Translate this sentence from the contract excerpt on intellectual property claims and third-party suppliers into Spanish: "The Customer will promptly send to the Provider a copy of each communication it receives relating to any IPR Claim."

EXCERPTED TEXT
====================

6.2 IPR Claims. The Customer will immediately notify the Provider in writing if it receives any allegation, claim or demand relating to any infringement or alleged infringement of any IPR in connection with this Agreement (“IPR Claim”). The Customer will promptly send to the Provider a copy of each communication it receives relating to any IPR Claim. The Customer will not, without the Provider’s prior written consent do or omit to do anything in relation to any IPR Claim which in the Provider’s reasonable opinion may adversely affect any of the Provider Parties. If any IPR Claim is made or, in the reasonable opinion of the Provider is likely to be made, against the Customer, the Provider may, without liability, terminate this Agreement by notice to the Customer with immediate effect.
7. THIRD PARTY SUPPLIERS
7.1 Terms relating to Third Party Content. Customer acknowledges that the Content may include Third Party Content whose inclusion in the Service may be subject, as a condition of such inclusion, to certain terms stipulated by the Third Party Supplier concerned that the Provider and its customers must comply with.
7.2 Third Party Content - General. In respect of the Customer’s use of any Third Party Content, Customer agrees that it and its Authorised Users will be bound by and comply with the relevant Third Party Supplier’s applicable terms and conditions (including relevant disclaimers) as notified to the Customer by the Provider or by the relevant Third Party Supplier from time to time in addition to this Agreement.

====================

ENTRIES SHOWN
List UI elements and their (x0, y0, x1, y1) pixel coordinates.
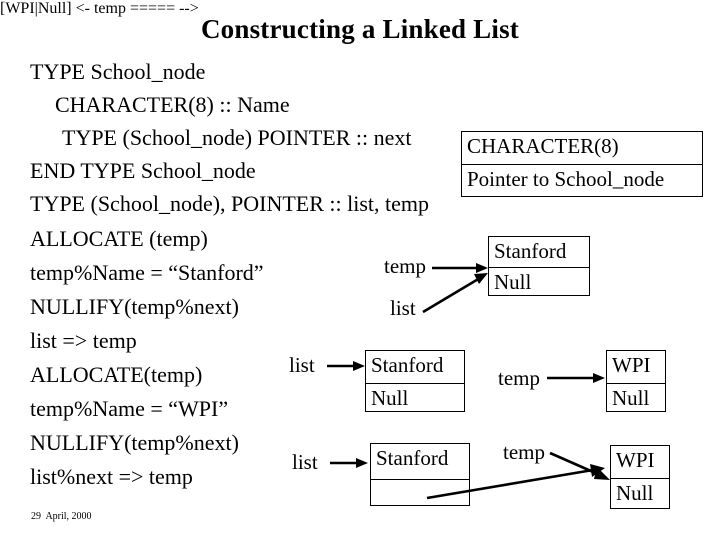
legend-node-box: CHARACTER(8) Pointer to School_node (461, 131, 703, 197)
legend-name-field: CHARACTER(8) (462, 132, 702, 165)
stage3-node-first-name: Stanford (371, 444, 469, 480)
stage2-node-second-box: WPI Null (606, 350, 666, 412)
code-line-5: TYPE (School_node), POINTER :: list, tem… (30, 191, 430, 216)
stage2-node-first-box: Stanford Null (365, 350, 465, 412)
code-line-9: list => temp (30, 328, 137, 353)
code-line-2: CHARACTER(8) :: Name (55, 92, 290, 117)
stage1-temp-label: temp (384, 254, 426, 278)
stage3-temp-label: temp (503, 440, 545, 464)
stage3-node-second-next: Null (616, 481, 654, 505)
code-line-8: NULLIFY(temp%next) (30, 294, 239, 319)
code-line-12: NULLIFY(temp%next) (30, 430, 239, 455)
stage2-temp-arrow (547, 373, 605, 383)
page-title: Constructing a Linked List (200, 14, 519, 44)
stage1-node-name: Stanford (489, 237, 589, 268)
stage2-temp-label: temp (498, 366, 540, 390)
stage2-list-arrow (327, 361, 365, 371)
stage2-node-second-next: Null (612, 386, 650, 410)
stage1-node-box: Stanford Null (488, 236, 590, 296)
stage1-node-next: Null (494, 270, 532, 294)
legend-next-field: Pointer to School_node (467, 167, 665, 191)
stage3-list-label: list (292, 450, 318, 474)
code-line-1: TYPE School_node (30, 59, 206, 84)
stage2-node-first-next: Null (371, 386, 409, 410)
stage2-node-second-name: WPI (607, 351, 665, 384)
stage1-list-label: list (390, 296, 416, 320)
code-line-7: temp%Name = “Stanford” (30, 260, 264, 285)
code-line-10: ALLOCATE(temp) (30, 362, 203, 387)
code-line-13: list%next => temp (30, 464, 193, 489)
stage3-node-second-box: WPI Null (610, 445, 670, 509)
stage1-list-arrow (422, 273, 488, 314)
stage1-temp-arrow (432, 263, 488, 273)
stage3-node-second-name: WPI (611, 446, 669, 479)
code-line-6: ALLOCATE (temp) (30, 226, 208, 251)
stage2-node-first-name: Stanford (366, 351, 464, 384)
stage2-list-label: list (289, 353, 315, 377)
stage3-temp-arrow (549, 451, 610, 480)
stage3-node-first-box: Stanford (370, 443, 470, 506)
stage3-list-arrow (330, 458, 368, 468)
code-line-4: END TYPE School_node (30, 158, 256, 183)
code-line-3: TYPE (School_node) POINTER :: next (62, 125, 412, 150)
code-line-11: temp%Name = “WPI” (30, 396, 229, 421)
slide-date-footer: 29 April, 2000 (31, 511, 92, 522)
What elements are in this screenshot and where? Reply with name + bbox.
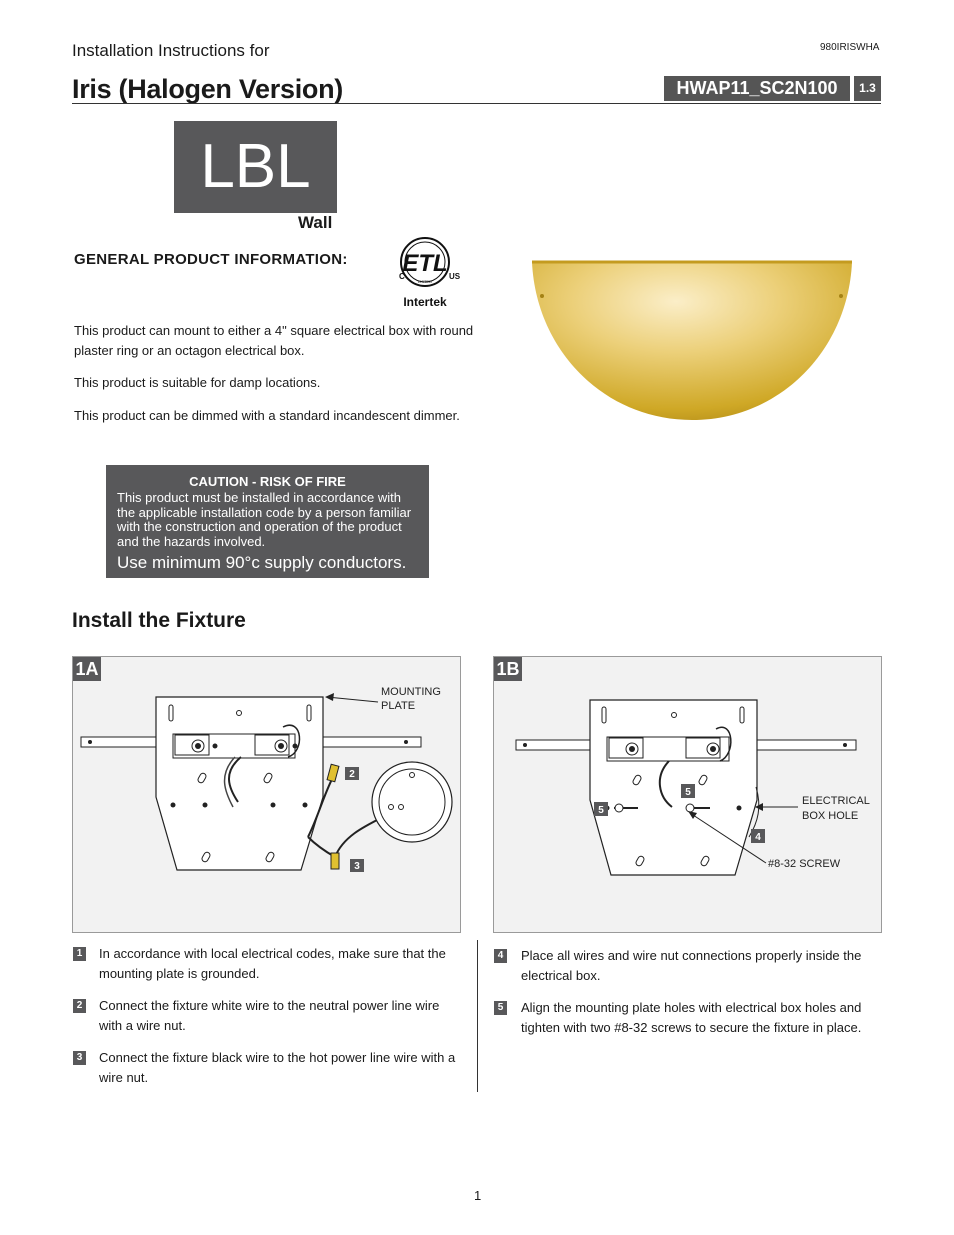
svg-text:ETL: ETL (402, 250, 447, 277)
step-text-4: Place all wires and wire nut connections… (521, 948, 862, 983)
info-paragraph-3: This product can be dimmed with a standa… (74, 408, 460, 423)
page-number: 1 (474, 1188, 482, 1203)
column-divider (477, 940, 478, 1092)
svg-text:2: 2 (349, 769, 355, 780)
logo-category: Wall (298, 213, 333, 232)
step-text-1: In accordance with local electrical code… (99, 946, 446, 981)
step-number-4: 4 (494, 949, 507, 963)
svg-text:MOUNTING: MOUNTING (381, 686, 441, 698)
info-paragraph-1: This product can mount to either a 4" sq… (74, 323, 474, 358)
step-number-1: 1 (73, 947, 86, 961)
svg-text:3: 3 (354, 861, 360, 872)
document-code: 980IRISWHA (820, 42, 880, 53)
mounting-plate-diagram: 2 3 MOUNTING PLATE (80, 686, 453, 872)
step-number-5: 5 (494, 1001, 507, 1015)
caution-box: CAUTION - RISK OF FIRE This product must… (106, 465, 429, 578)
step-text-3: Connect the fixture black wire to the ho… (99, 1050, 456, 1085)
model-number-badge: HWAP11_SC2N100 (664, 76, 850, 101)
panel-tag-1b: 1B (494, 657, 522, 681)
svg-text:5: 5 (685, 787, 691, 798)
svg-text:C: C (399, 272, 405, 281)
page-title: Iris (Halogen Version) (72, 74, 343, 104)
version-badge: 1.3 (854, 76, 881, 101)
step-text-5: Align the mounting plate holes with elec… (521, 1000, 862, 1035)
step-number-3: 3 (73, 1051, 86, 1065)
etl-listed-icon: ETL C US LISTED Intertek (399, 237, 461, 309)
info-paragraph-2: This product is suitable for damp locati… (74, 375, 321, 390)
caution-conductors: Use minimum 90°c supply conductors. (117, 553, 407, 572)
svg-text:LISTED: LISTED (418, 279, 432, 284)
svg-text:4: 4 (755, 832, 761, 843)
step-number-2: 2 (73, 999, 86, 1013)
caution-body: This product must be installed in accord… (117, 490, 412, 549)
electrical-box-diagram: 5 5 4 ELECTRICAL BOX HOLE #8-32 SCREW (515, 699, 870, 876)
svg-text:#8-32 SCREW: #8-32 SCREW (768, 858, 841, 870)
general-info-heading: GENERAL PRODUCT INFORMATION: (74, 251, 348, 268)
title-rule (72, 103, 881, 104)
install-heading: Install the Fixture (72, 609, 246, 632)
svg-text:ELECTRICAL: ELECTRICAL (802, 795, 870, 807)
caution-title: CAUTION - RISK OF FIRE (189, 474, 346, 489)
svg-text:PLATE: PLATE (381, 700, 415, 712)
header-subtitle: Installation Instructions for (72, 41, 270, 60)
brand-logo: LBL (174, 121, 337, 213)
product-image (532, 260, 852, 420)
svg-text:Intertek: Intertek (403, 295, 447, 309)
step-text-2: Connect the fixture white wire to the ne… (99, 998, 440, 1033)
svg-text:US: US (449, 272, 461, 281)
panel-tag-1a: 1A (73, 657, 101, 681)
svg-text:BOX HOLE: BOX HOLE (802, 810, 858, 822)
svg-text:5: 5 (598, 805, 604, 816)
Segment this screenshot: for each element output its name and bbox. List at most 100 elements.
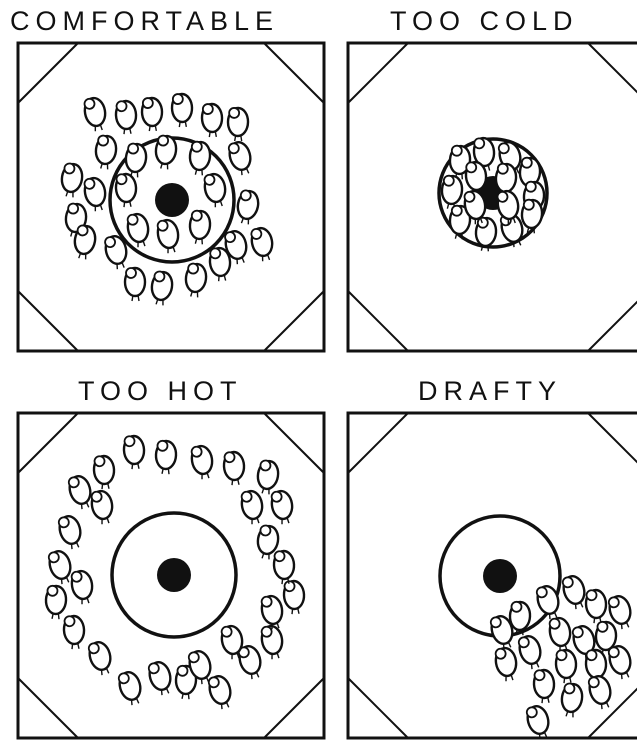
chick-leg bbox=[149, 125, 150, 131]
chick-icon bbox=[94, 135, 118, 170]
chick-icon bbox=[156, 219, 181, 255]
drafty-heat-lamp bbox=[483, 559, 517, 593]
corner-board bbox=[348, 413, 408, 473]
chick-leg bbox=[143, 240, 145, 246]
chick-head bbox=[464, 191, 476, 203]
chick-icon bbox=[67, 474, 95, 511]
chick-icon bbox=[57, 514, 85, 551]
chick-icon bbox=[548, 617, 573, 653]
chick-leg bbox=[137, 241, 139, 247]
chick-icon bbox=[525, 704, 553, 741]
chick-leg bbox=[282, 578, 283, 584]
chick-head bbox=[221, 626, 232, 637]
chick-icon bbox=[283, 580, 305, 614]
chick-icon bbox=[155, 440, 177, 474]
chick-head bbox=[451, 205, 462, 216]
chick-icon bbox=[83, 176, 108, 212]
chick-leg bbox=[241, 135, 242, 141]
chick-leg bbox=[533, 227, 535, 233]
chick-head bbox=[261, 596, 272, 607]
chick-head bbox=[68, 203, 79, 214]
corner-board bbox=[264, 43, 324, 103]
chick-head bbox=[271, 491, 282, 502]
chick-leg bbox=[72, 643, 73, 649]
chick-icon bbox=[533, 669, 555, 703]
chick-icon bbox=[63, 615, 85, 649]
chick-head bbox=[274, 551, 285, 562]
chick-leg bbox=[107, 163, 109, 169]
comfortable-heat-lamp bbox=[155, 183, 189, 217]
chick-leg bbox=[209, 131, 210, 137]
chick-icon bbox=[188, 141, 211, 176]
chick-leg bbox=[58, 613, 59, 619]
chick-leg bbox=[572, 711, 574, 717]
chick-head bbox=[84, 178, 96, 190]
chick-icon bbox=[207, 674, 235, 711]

====================

TASK ANSWER
El Cliente enviará sin demora al Proveedor una copia de cada comunicación que reciba en relación con cualquier Reclamación de DPI.